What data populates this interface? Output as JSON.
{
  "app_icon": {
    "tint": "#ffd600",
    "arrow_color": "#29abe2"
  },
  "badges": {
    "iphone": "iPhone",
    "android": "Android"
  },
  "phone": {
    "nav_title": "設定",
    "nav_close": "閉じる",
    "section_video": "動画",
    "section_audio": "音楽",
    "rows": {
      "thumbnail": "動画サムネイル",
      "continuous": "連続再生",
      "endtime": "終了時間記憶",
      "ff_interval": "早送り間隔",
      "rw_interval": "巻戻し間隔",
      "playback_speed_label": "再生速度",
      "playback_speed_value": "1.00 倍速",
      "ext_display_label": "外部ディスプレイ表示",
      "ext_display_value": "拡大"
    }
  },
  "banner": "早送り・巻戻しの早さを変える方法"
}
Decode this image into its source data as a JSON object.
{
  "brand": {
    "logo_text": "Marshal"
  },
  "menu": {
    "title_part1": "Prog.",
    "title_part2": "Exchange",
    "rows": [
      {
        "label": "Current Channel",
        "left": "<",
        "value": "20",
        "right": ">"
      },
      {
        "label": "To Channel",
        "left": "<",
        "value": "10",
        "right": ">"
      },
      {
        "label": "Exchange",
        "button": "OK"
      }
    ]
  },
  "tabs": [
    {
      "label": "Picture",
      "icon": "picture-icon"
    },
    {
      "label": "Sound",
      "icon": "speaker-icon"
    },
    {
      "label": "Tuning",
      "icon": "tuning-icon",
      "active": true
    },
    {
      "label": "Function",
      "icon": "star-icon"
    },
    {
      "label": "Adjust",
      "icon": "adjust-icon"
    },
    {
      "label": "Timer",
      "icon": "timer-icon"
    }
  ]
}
——————
:: Challenge ::
Print the entries exactly. Include every one.

:: Result of this task ::
What data populates this interface? Output as JSON.
{
  "app_icon": {
    "tint": "#ffd600",
    "arrow_color": "#29abe2"
  },
  "badges": {
    "iphone": "iPhone",
    "android": "Android"
  },
  "phone": {
    "nav_title": "設定",
    "nav_close": "閉じる",
    "section_video": "動画",
    "section_audio": "音楽",
    "rows": {
      "thumbnail": "動画サムネイル",
      "continuous": "連続再生",
      "endtime": "終了時間記憶",
      "ff_interval": "早送り間隔",
      "rw_interval": "巻戻し間隔",
      "playback_speed_label": "再生速度",
      "playback_speed_value": "1.00 倍速",
      "ext_display_label": "外部ディスプレイ表示",
      "ext_display_value": "拡大"
    }
  },
  "banner": "早送り・巻戻しの早さを変える方法"
}
Decode this image into its source data as a JSON object.
{
  "brand": {
    "logo_text": "Marshal"
  },
  "menu": {
    "title_part1": "Prog.",
    "title_part2": "Exchange",
    "rows": [
      {
        "label": "Current Channel",
        "left": "<",
        "value": "20",
        "right": ">"
      },
      {
        "label": "To Channel",
        "left": "<",
        "value": "10",
        "right": ">"
      },
      {
        "label": "Exchange",
        "button": "OK"
      }
    ]
  },
  "tabs": [
    {
      "label": "Picture",
      "icon": "picture-icon"
    },
    {
      "label": "Sound",
      "icon": "speaker-icon"
    },
    {
      "label": "Tuning",
      "icon": "tuning-icon",
      "active": true
    },
    {
      "label": "Function",
      "icon": "star-icon"
    },
    {
      "label": "Adjust",
      "icon": "adjust-icon"
    },
    {
      "label": "Timer",
      "icon": "timer-icon"
    }
  ]
}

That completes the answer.